■ PROBLEM
Send back all the data below, exactly as given.

--- START SOURCE DATA ---

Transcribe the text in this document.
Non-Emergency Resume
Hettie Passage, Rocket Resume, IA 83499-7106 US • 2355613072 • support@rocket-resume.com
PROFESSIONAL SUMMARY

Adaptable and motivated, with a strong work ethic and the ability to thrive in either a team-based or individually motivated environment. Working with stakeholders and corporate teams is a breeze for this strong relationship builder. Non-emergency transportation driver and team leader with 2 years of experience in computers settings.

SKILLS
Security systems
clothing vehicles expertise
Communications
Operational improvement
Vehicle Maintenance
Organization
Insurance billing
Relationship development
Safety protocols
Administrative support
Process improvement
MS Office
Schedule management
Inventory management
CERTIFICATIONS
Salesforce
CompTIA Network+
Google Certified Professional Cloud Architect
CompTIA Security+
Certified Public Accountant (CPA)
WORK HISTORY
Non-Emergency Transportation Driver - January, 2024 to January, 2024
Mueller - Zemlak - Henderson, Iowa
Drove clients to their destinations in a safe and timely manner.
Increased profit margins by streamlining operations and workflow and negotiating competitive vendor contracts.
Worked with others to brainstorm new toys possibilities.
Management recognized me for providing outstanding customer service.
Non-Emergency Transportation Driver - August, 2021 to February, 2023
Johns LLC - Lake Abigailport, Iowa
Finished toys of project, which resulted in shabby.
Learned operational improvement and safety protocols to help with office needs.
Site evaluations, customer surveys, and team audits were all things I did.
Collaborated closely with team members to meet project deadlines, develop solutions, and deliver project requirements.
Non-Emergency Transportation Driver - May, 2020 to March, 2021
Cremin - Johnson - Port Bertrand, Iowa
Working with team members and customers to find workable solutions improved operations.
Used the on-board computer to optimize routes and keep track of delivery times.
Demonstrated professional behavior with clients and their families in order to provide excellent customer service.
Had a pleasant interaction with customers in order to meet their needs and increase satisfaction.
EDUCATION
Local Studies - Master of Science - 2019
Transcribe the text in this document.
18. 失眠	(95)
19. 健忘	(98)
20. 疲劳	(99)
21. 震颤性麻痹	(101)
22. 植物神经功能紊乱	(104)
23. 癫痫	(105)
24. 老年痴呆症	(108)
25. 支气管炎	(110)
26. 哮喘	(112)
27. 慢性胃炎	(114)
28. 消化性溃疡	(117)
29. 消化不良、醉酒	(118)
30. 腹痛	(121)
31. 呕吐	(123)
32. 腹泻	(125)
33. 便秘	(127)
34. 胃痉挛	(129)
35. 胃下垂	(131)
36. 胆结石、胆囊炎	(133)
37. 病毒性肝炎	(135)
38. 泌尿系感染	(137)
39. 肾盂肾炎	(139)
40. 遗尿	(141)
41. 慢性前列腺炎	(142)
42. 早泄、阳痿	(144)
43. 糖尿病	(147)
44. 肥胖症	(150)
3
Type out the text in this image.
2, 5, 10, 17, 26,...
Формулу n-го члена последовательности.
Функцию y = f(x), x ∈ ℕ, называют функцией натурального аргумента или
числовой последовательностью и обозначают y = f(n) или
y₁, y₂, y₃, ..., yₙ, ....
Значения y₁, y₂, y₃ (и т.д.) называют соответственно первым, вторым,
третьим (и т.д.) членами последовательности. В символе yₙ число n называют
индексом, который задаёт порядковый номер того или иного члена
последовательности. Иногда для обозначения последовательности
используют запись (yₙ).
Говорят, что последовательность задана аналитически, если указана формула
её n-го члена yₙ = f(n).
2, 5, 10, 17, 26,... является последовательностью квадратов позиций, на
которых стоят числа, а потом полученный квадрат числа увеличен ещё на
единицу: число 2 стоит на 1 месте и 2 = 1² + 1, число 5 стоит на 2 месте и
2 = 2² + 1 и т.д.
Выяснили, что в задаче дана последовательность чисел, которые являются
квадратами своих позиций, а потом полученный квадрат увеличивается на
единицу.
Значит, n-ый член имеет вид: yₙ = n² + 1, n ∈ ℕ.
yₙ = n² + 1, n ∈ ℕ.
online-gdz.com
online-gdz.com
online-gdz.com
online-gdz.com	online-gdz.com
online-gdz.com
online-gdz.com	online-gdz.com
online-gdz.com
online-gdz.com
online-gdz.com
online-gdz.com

--- END SOURCE DATA ---

■ RESPONSE FOR THIS EXERCISE
Transcribe the text in this document.
Non-Emergency Resume
Hettie Passage, Rocket Resume, IA 83499-7106 US • 2355613072 • support@rocket-resume.com
PROFESSIONAL SUMMARY

Adaptable and motivated, with a strong work ethic and the ability to thrive in either a team-based or individually motivated environment. Working with stakeholders and corporate teams is a breeze for this strong relationship builder. Non-emergency transportation driver and team leader with 2 years of experience in computers settings.

SKILLS
Security systems
clothing vehicles expertise
Communications
Operational improvement
Vehicle Maintenance
Organization
Insurance billing
Relationship development
Safety protocols
Administrative support
Process improvement
MS Office
Schedule management
Inventory management
CERTIFICATIONS
Salesforce
CompTIA Network+
Google Certified Professional Cloud Architect
CompTIA Security+
Certified Public Accountant (CPA)
WORK HISTORY
Non-Emergency Transportation Driver - January, 2024 to January, 2024
Mueller - Zemlak - Henderson, Iowa
Drove clients to their destinations in a safe and timely manner.
Increased profit margins by streamlining operations and workflow and negotiating competitive vendor contracts.
Worked with others to brainstorm new toys possibilities.
Management recognized me for providing outstanding customer service.
Non-Emergency Transportation Driver - August, 2021 to February, 2023
Johns LLC - Lake Abigailport, Iowa
Finished toys of project, which resulted in shabby.
Learned operational improvement and safety protocols to help with office needs.
Site evaluations, customer surveys, and team audits were all things I did.
Collaborated closely with team members to meet project deadlines, develop solutions, and deliver project requirements.
Non-Emergency Transportation Driver - May, 2020 to March, 2021
Cremin - Johnson - Port Bertrand, Iowa
Working with team members and customers to find workable solutions improved operations.
Used the on-board computer to optimize routes and keep track of delivery times.
Demonstrated professional behavior with clients and their families in order to provide excellent customer service.
Had a pleasant interaction with customers in order to meet their needs and increase satisfaction.
EDUCATION
Local Studies - Master of Science - 2019
Transcribe the text in this document.
18. 失眠	(95)
19. 健忘	(98)
20. 疲劳	(99)
21. 震颤性麻痹	(101)
22. 植物神经功能紊乱	(104)
23. 癫痫	(105)
24. 老年痴呆症	(108)
25. 支气管炎	(110)
26. 哮喘	(112)
27. 慢性胃炎	(114)
28. 消化性溃疡	(117)
29. 消化不良、醉酒	(118)
30. 腹痛	(121)
31. 呕吐	(123)
32. 腹泻	(125)
33. 便秘	(127)
34. 胃痉挛	(129)
35. 胃下垂	(131)
36. 胆结石、胆囊炎	(133)
37. 病毒性肝炎	(135)
38. 泌尿系感染	(137)
39. 肾盂肾炎	(139)
40. 遗尿	(141)
41. 慢性前列腺炎	(142)
42. 早泄、阳痿	(144)
43. 糖尿病	(147)
44. 肥胖症	(150)
3
Type out the text in this image.
2, 5, 10, 17, 26,...
Формулу n-го члена последовательности.
Функцию y = f(x), x ∈ ℕ, называют функцией натурального аргумента или
числовой последовательностью и обозначают y = f(n) или
y₁, y₂, y₃, ..., yₙ, ....
Значения y₁, y₂, y₃ (и т.д.) называют соответственно первым, вторым,
третьим (и т.д.) членами последовательности. В символе yₙ число n называют
индексом, который задаёт порядковый номер того или иного члена
последовательности. Иногда для обозначения последовательности
используют запись (yₙ).
Говорят, что последовательность задана аналитически, если указана формула
её n-го члена yₙ = f(n).
2, 5, 10, 17, 26,... является последовательностью квадратов позиций, на
которых стоят числа, а потом полученный квадрат числа увеличен ещё на
единицу: число 2 стоит на 1 месте и 2 = 1² + 1, число 5 стоит на 2 месте и
2 = 2² + 1 и т.д.
Выяснили, что в задаче дана последовательность чисел, которые являются
квадратами своих позиций, а потом полученный квадрат увеличивается на
единицу.
Значит, n-ый член имеет вид: yₙ = n² + 1, n ∈ ℕ.
yₙ = n² + 1, n ∈ ℕ.
online-gdz.com
online-gdz.com
online-gdz.com
online-gdz.com	online-gdz.com
online-gdz.com
online-gdz.com	online-gdz.com
online-gdz.com
online-gdz.com
online-gdz.com
online-gdz.com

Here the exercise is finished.